▶ _What the task requires_
Find and copy every line in the records that includes the string "image".

BEGIN Records for processing

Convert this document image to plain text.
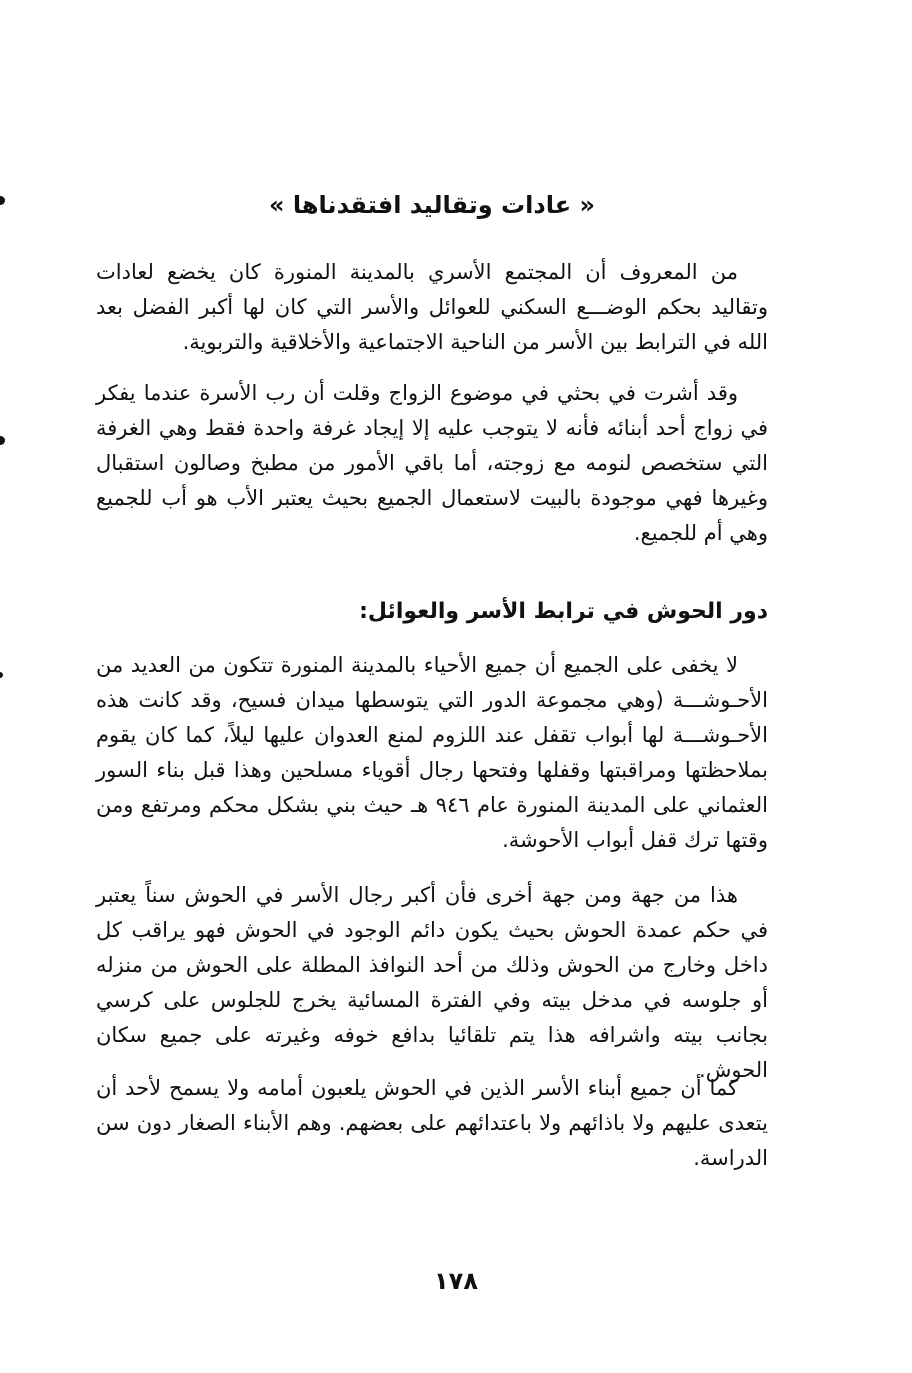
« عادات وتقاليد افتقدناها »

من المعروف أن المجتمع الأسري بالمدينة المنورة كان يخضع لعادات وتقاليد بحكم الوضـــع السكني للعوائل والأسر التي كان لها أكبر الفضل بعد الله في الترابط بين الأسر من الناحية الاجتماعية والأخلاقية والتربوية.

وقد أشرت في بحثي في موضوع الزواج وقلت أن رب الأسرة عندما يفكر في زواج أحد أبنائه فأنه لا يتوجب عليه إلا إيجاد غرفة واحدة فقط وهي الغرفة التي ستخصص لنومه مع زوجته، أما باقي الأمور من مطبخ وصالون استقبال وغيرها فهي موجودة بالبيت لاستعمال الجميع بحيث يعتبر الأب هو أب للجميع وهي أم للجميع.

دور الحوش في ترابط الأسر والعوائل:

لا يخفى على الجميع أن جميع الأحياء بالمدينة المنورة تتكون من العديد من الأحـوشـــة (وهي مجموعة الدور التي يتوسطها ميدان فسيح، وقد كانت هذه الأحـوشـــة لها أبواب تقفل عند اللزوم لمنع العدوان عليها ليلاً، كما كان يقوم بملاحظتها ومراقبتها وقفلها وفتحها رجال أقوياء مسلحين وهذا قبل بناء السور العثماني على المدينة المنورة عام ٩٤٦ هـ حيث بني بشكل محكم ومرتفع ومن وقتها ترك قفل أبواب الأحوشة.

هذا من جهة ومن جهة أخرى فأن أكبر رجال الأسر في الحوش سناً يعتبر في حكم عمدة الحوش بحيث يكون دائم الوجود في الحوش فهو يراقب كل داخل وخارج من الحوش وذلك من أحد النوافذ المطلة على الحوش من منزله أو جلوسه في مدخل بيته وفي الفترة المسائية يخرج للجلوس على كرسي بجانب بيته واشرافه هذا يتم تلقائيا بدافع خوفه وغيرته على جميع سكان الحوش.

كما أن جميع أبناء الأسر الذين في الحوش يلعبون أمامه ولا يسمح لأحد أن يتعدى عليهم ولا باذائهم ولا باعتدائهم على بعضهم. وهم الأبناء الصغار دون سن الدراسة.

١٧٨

END Records for processing
BEGIN Records for processing

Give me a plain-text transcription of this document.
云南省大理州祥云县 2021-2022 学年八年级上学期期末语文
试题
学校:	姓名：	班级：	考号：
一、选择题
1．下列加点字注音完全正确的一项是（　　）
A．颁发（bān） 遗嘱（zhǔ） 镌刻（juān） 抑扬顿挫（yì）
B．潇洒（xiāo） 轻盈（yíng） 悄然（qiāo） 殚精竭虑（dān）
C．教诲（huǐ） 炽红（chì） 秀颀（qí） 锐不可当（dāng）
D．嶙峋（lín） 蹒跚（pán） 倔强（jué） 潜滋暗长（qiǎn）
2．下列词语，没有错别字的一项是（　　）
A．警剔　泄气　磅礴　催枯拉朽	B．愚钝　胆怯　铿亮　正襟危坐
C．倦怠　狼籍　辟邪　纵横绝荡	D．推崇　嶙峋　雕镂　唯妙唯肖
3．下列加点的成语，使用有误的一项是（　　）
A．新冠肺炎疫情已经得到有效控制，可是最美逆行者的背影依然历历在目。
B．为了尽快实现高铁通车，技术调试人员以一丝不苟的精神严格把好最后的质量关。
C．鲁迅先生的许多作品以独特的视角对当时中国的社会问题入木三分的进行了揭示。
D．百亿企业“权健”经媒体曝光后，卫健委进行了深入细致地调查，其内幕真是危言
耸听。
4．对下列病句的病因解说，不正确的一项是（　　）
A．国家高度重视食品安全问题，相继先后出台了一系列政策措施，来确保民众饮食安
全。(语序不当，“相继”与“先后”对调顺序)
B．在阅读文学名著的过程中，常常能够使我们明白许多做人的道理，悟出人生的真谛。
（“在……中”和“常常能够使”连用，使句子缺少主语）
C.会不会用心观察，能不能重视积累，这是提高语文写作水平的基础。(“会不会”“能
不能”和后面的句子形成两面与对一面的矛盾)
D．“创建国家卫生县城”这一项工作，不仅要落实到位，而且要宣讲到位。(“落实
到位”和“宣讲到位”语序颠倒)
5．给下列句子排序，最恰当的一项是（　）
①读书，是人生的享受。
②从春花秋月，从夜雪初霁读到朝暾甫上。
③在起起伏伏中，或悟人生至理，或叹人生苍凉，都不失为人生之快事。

END Records for processing
BEGIN Records for processing

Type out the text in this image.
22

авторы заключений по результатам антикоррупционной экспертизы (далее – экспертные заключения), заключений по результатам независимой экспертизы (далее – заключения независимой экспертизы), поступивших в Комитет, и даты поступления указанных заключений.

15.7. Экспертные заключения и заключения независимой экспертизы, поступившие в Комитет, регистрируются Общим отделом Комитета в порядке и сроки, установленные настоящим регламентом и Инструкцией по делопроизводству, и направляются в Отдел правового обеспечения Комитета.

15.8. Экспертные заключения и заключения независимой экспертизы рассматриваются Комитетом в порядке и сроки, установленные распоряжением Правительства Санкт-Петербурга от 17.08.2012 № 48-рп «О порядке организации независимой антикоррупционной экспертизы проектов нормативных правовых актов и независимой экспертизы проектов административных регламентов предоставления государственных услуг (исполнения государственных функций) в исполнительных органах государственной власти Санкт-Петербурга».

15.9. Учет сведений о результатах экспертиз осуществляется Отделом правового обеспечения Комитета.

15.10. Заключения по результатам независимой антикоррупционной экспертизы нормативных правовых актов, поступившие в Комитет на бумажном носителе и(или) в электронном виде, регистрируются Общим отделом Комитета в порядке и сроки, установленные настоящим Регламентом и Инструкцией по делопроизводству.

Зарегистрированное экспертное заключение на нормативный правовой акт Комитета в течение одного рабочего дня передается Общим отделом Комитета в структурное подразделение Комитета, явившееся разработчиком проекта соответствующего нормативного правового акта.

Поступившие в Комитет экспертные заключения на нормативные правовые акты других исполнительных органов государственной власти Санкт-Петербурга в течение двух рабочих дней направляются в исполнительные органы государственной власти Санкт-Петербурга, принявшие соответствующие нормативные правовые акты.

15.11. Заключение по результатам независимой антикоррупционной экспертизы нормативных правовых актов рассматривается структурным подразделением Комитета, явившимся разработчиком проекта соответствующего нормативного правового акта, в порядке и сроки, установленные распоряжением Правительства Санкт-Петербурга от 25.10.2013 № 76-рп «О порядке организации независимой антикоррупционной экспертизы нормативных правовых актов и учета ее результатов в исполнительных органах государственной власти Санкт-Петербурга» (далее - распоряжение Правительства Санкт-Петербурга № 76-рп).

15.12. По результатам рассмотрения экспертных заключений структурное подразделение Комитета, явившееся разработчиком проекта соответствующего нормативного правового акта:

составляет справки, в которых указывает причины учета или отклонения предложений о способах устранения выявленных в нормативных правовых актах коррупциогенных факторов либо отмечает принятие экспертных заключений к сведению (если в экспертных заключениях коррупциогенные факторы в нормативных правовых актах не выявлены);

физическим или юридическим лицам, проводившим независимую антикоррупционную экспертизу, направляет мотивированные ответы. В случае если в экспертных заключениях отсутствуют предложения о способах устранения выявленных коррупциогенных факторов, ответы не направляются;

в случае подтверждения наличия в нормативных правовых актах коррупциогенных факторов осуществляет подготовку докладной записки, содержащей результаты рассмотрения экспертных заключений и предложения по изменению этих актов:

END Records for processing

▶ _Completed task_
Convert this document image to plain text.
Type out the text in this image.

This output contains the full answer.